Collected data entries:
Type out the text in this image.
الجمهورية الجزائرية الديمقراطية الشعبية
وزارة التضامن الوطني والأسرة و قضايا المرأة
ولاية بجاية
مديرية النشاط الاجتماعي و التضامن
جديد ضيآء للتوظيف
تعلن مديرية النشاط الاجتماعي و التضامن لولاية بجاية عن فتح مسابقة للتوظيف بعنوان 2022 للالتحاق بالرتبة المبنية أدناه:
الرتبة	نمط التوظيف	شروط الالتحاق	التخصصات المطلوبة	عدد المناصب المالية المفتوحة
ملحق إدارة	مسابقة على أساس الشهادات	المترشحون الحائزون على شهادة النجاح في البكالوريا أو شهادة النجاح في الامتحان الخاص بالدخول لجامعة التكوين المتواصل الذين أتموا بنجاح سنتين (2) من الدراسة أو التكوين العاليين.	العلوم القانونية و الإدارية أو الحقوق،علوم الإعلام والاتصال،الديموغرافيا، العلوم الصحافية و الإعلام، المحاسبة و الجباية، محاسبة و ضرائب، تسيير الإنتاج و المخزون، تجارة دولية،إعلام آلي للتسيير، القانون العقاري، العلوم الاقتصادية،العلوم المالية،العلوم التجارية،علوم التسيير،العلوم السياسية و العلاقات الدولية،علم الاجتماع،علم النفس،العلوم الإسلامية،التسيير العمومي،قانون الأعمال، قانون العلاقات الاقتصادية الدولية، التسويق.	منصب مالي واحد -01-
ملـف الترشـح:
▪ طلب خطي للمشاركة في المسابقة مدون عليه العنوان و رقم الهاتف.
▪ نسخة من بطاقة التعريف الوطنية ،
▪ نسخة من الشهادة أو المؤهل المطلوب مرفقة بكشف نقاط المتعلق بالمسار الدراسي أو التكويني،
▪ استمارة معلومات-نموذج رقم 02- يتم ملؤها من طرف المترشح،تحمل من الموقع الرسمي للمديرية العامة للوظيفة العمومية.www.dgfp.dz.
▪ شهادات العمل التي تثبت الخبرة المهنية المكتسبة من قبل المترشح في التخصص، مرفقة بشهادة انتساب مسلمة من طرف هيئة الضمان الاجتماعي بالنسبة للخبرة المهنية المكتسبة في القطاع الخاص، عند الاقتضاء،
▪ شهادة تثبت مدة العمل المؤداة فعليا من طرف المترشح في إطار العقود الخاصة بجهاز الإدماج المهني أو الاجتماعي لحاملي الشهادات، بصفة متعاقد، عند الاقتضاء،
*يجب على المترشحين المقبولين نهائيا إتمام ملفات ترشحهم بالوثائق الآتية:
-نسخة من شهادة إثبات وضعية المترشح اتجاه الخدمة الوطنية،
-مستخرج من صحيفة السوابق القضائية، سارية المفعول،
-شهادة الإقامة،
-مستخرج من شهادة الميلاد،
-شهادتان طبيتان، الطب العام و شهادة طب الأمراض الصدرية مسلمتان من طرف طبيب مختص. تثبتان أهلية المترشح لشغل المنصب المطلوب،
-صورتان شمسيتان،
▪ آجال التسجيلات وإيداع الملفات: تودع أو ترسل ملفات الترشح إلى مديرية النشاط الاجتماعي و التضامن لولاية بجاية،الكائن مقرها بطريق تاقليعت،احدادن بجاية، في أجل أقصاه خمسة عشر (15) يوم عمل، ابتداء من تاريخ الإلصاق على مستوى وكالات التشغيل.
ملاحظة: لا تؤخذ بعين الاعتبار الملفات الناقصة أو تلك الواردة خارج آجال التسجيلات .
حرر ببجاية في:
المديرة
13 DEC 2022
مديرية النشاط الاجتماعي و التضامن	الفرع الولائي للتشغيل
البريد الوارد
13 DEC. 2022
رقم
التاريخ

=== OBJECTIVE ===
Output every entry shown above, exactly.

=== TASK SOLUTION ===
Type out the text in this image.
الجمهورية الجزائرية الديمقراطية الشعبية
وزارة التضامن الوطني والأسرة و قضايا المرأة
ولاية بجاية
مديرية النشاط الاجتماعي و التضامن
جديد ضيآء للتوظيف
تعلن مديرية النشاط الاجتماعي و التضامن لولاية بجاية عن فتح مسابقة للتوظيف بعنوان 2022 للالتحاق بالرتبة المبنية أدناه:
الرتبة	نمط التوظيف	شروط الالتحاق	التخصصات المطلوبة	عدد المناصب المالية المفتوحة
ملحق إدارة	مسابقة على أساس الشهادات	المترشحون الحائزون على شهادة النجاح في البكالوريا أو شهادة النجاح في الامتحان الخاص بالدخول لجامعة التكوين المتواصل الذين أتموا بنجاح سنتين (2) من الدراسة أو التكوين العاليين.	العلوم القانونية و الإدارية أو الحقوق،علوم الإعلام والاتصال،الديموغرافيا، العلوم الصحافية و الإعلام، المحاسبة و الجباية، محاسبة و ضرائب، تسيير الإنتاج و المخزون، تجارة دولية،إعلام آلي للتسيير، القانون العقاري، العلوم الاقتصادية،العلوم المالية،العلوم التجارية،علوم التسيير،العلوم السياسية و العلاقات الدولية،علم الاجتماع،علم النفس،العلوم الإسلامية،التسيير العمومي،قانون الأعمال، قانون العلاقات الاقتصادية الدولية، التسويق.	منصب مالي واحد -01-
ملـف الترشـح:
▪ طلب خطي للمشاركة في المسابقة مدون عليه العنوان و رقم الهاتف.
▪ نسخة من بطاقة التعريف الوطنية ،
▪ نسخة من الشهادة أو المؤهل المطلوب مرفقة بكشف نقاط المتعلق بالمسار الدراسي أو التكويني،
▪ استمارة معلومات-نموذج رقم 02- يتم ملؤها من طرف المترشح،تحمل من الموقع الرسمي للمديرية العامة للوظيفة العمومية.www.dgfp.dz.
▪ شهادات العمل التي تثبت الخبرة المهنية المكتسبة من قبل المترشح في التخصص، مرفقة بشهادة انتساب مسلمة من طرف هيئة الضمان الاجتماعي بالنسبة للخبرة المهنية المكتسبة في القطاع الخاص، عند الاقتضاء،
▪ شهادة تثبت مدة العمل المؤداة فعليا من طرف المترشح في إطار العقود الخاصة بجهاز الإدماج المهني أو الاجتماعي لحاملي الشهادات، بصفة متعاقد، عند الاقتضاء،
*يجب على المترشحين المقبولين نهائيا إتمام ملفات ترشحهم بالوثائق الآتية:
-نسخة من شهادة إثبات وضعية المترشح اتجاه الخدمة الوطنية،
-مستخرج من صحيفة السوابق القضائية، سارية المفعول،
-شهادة الإقامة،
-مستخرج من شهادة الميلاد،
-شهادتان طبيتان، الطب العام و شهادة طب الأمراض الصدرية مسلمتان من طرف طبيب مختص. تثبتان أهلية المترشح لشغل المنصب المطلوب،
-صورتان شمسيتان،
▪ آجال التسجيلات وإيداع الملفات: تودع أو ترسل ملفات الترشح إلى مديرية النشاط الاجتماعي و التضامن لولاية بجاية،الكائن مقرها بطريق تاقليعت،احدادن بجاية، في أجل أقصاه خمسة عشر (15) يوم عمل، ابتداء من تاريخ الإلصاق على مستوى وكالات التشغيل.
ملاحظة: لا تؤخذ بعين الاعتبار الملفات الناقصة أو تلك الواردة خارج آجال التسجيلات .
حرر ببجاية في:
المديرة
13 DEC 2022
مديرية النشاط الاجتماعي و التضامن	الفرع الولائي للتشغيل
البريد الوارد
13 DEC. 2022
رقم
التاريخ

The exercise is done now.